Extracted data entries

---*---

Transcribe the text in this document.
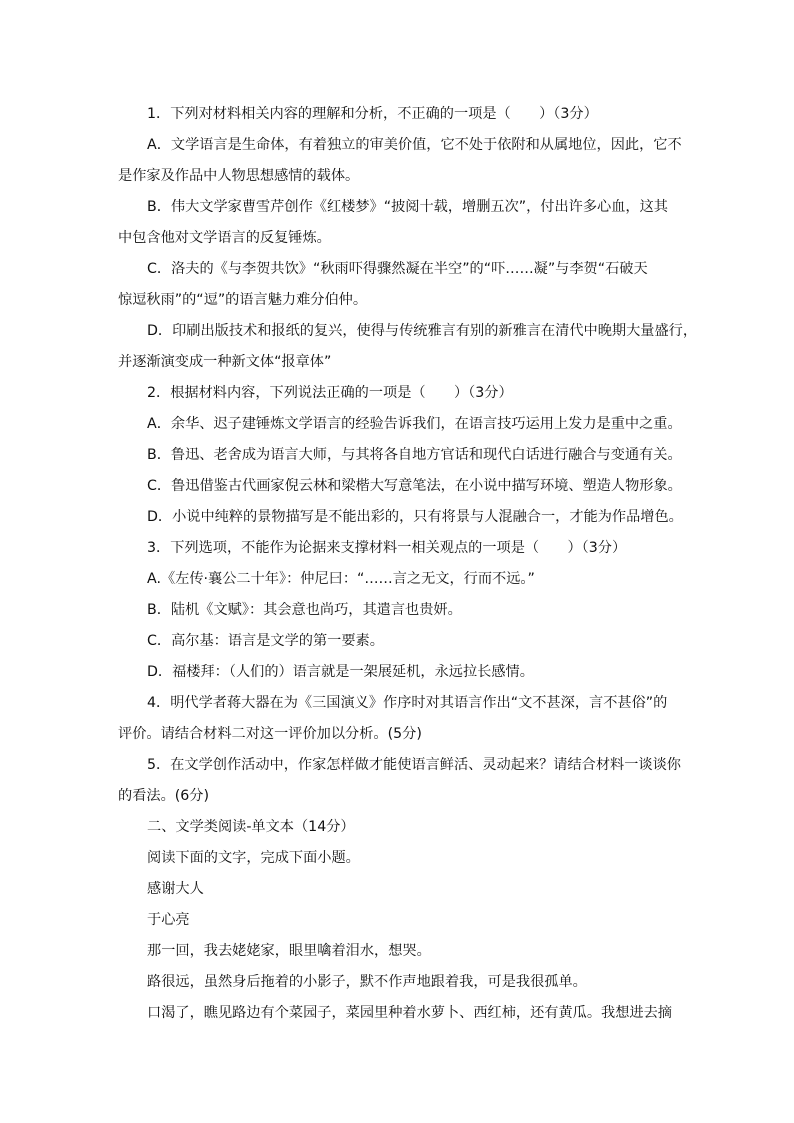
1．下列对材料相关内容的理解和分析，不正确的一项是（　　）（3分）

A．文学语言是生命体，有着独立的审美价值，它不处于依附和从属地位，因此，它不

是作家及作品中人物思想感情的载体。

B．伟大文学家曹雪芹创作《红楼梦》“披阅十载，增删五次”，付出许多心血，这其

中包含他对文学语言的反复锤炼。

C．洛夫的《与李贺共饮》“秋雨吓得骤然凝在半空”的“吓……凝”与李贺“石破天

惊逗秋雨”的“逗”的语言魅力难分伯仲。

D．印刷出版技术和报纸的复兴，使得与传统雅言有别的新雅言在清代中晚期大量盛行，

并逐渐演变成一种新文体“报章体”

2．根据材料内容，下列说法正确的一项是（　　）（3分）

A．余华、迟子建锤炼文学语言的经验告诉我们，在语言技巧运用上发力是重中之重。

B．鲁迅、老舍成为语言大师，与其将各自地方官话和现代白话进行融合与变通有关。

C．鲁迅借鉴古代画家倪云林和梁楷大写意笔法，在小说中描写环境、塑造人物形象。

D．小说中纯粹的景物描写是不能出彩的，只有将景与人混融合一，才能为作品增色。

3．下列选项，不能作为论据来支撑材料一相关观点的一项是（　　）（3分）

A.《左传·襄公二十年》：仲尼曰：“……言之无文，行而不远。”

B．陆机《文赋》：其会意也尚巧，其遣言也贵妍。

C．高尔基：语言是文学的第一要素。

D．福楼拜：（人们的）语言就是一架展延机，永远拉长感情。

4．明代学者蒋大器在为《三国演义》作序时对其语言作出“文不甚深，言不甚俗”的

评价。请结合材料二对这一评价加以分析。(5分)

5．在文学创作活动中，作家怎样做才能使语言鲜活、灵动起来？请结合材料一谈谈你

的看法。(6分)

二、文学类阅读-单文本（14分）

阅读下面的文字，完成下面小题。

感谢大人

于心亮

那一回，我去姥姥家，眼里噙着泪水，想哭。

路很远，虽然身后拖着的小影子，默不作声地跟着我，可是我很孤单。

口渴了，瞧见路边有个菜园子，菜园里种着水萝卜、西红柿，还有黄瓜。我想进去摘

---*---

Transcribe every entry above exactly. Omit all pictures.

Transcribe the text in this document.
1．下列对材料相关内容的理解和分析，不正确的一项是（　　）（3分）

A．文学语言是生命体，有着独立的审美价值，它不处于依附和从属地位，因此，它不

是作家及作品中人物思想感情的载体。

B．伟大文学家曹雪芹创作《红楼梦》“披阅十载，增删五次”，付出许多心血，这其

中包含他对文学语言的反复锤炼。

C．洛夫的《与李贺共饮》“秋雨吓得骤然凝在半空”的“吓……凝”与李贺“石破天

惊逗秋雨”的“逗”的语言魅力难分伯仲。

D．印刷出版技术和报纸的复兴，使得与传统雅言有别的新雅言在清代中晚期大量盛行，

并逐渐演变成一种新文体“报章体”

2．根据材料内容，下列说法正确的一项是（　　）（3分）

A．余华、迟子建锤炼文学语言的经验告诉我们，在语言技巧运用上发力是重中之重。

B．鲁迅、老舍成为语言大师，与其将各自地方官话和现代白话进行融合与变通有关。

C．鲁迅借鉴古代画家倪云林和梁楷大写意笔法，在小说中描写环境、塑造人物形象。

D．小说中纯粹的景物描写是不能出彩的，只有将景与人混融合一，才能为作品增色。

3．下列选项，不能作为论据来支撑材料一相关观点的一项是（　　）（3分）

A.《左传·襄公二十年》：仲尼曰：“……言之无文，行而不远。”

B．陆机《文赋》：其会意也尚巧，其遣言也贵妍。

C．高尔基：语言是文学的第一要素。

D．福楼拜：（人们的）语言就是一架展延机，永远拉长感情。

4．明代学者蒋大器在为《三国演义》作序时对其语言作出“文不甚深，言不甚俗”的

评价。请结合材料二对这一评价加以分析。(5分)

5．在文学创作活动中，作家怎样做才能使语言鲜活、灵动起来？请结合材料一谈谈你

的看法。(6分)

二、文学类阅读-单文本（14分）

阅读下面的文字，完成下面小题。

感谢大人

于心亮

那一回，我去姥姥家，眼里噙着泪水，想哭。

路很远，虽然身后拖着的小影子，默不作声地跟着我，可是我很孤单。

口渴了，瞧见路边有个菜园子，菜园里种着水萝卜、西红柿，还有黄瓜。我想进去摘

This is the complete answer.